▶ **Problem requirements**:
Only lines with the string "display" matter here; gather them from the material below.

━━━━━ Dataset rows ━━━━━

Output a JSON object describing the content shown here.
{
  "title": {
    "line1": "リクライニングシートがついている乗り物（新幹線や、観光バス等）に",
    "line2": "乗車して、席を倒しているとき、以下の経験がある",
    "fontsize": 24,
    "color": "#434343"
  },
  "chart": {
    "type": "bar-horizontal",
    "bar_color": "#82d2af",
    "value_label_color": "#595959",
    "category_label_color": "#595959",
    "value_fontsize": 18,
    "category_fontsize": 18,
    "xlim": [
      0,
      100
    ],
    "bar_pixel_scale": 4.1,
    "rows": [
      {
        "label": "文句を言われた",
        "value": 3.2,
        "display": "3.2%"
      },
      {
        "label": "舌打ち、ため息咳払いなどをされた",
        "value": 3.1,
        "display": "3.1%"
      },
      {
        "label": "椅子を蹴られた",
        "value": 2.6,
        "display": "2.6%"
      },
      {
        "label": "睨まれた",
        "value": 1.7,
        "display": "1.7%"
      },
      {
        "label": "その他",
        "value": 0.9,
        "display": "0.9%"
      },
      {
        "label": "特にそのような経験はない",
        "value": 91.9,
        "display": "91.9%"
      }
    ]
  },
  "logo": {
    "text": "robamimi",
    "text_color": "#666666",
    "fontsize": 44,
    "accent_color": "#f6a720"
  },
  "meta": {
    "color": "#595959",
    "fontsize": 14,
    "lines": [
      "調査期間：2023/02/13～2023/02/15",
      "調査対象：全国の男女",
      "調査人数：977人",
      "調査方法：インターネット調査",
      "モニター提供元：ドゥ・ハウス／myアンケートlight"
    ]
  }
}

━━━━━

▶ **Full solution**:
        "display": "3.2%"
        "display": "3.1%"
        "display": "2.6%"
        "display": "1.7%"
        "display": "0.9%"
        "display": "91.9%"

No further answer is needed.